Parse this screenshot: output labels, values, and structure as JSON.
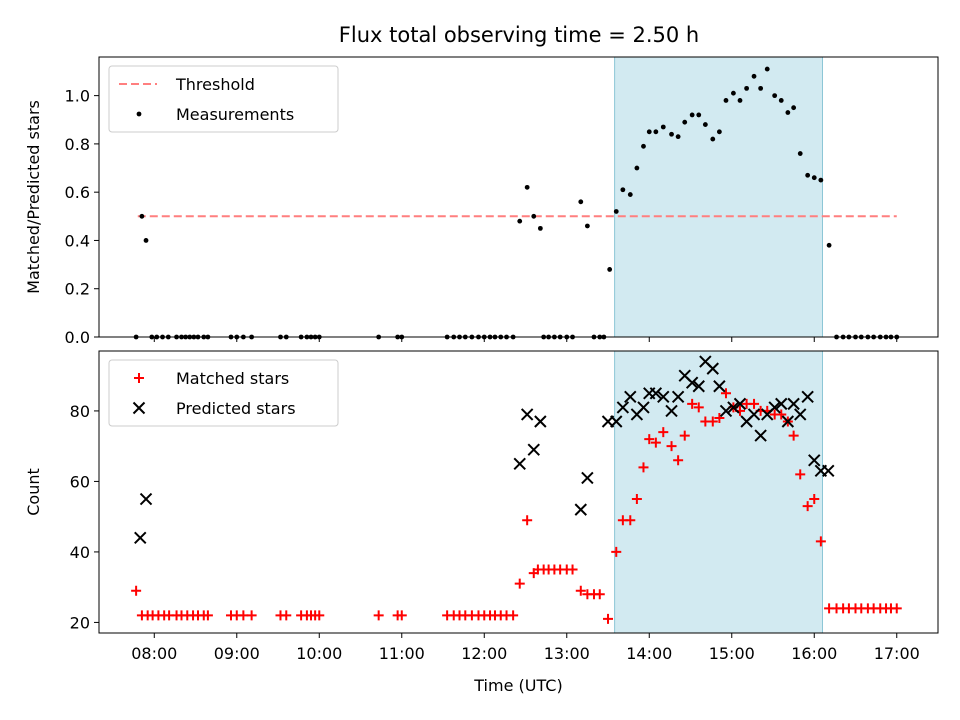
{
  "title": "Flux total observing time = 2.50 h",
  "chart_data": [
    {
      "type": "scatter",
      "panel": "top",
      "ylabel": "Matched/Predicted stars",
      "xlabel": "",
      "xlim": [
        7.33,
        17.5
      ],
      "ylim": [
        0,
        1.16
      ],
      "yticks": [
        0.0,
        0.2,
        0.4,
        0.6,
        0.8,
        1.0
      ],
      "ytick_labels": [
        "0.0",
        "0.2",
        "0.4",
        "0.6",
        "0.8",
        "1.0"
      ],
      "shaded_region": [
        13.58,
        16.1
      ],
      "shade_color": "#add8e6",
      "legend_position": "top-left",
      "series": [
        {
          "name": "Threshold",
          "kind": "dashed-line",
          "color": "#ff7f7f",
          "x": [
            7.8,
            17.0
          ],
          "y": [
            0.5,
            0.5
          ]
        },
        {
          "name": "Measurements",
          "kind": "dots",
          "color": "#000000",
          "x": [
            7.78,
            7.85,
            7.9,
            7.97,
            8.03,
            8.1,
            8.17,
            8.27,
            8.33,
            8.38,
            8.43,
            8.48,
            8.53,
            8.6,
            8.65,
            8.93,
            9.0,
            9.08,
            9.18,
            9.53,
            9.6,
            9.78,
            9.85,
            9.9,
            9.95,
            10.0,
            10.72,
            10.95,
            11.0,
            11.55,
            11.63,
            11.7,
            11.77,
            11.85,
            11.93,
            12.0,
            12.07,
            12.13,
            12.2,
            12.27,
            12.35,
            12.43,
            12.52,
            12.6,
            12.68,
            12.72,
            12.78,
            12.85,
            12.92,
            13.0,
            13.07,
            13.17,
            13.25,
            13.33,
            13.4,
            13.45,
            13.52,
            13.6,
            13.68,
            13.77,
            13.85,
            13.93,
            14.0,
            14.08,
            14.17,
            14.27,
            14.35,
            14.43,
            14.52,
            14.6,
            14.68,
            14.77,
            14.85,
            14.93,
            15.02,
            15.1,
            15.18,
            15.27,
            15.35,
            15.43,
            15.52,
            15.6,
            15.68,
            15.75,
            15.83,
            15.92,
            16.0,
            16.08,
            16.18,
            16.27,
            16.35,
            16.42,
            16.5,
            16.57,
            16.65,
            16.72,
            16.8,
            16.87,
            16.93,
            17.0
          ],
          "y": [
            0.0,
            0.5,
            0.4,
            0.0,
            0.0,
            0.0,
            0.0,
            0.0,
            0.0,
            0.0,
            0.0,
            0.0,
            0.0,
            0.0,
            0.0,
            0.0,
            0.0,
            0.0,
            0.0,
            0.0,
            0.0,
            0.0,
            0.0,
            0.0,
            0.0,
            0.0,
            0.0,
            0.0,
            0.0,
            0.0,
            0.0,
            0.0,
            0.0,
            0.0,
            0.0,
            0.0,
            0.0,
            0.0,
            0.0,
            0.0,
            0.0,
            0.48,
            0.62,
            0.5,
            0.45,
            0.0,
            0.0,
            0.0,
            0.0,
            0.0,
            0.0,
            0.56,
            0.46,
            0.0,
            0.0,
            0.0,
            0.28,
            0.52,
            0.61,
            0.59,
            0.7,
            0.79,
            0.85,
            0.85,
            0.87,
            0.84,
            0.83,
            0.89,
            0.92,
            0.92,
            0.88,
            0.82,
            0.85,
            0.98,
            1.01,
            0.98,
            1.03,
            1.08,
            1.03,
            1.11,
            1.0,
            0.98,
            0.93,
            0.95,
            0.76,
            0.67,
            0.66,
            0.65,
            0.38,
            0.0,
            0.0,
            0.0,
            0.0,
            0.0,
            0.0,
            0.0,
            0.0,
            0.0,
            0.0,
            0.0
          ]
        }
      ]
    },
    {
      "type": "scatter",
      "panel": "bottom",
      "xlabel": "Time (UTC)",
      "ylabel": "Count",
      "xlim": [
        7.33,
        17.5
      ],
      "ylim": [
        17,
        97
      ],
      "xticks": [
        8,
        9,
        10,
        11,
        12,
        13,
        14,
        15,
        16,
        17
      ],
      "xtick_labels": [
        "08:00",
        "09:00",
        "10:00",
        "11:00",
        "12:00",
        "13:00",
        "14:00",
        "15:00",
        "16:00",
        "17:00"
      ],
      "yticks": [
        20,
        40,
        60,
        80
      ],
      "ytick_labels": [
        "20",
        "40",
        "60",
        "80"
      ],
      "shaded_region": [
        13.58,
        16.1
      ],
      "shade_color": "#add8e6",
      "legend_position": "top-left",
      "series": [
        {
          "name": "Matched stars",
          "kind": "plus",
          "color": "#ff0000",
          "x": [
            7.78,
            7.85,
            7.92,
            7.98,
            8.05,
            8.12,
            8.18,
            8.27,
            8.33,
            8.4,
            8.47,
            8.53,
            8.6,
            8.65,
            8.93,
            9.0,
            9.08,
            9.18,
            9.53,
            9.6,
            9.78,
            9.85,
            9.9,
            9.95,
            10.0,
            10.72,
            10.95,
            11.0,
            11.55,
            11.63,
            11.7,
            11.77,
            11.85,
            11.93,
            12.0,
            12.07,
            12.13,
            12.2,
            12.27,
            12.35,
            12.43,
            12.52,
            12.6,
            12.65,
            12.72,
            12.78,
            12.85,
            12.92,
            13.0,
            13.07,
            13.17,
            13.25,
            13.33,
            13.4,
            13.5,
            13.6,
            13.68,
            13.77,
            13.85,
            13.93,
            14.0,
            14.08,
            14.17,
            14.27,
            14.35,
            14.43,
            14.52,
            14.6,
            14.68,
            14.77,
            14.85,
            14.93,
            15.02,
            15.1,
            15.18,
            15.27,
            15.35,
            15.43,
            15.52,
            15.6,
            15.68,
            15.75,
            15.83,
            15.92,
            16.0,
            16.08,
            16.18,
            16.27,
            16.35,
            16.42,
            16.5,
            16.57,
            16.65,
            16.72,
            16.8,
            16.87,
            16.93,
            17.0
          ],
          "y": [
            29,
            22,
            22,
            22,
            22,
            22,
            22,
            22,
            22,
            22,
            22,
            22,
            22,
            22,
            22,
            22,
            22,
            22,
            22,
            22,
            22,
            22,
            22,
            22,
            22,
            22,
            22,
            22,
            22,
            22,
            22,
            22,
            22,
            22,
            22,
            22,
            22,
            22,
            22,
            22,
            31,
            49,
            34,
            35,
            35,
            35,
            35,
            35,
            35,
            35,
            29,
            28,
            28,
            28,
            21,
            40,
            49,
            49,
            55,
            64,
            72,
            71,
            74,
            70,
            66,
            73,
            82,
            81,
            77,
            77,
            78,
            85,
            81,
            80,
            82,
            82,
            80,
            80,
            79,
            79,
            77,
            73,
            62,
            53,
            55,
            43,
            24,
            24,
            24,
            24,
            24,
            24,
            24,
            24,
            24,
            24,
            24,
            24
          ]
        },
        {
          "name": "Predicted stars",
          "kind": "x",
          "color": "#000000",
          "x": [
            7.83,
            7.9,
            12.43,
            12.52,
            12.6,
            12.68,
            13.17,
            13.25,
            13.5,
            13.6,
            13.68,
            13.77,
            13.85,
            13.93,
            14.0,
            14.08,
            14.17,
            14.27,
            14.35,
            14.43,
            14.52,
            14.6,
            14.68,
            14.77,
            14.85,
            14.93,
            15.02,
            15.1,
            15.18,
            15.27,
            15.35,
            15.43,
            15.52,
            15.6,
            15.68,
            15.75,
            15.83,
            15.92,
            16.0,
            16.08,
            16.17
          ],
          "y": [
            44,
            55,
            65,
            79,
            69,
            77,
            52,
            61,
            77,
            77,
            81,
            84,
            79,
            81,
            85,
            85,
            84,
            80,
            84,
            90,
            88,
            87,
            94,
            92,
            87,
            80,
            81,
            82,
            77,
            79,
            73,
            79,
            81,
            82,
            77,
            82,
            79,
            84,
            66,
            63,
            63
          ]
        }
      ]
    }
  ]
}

------------------------

Show, from the listing above, each line that contains the word "Predicted".

      "ylabel": "Matched/Predicted stars",
          "name": "Predicted stars",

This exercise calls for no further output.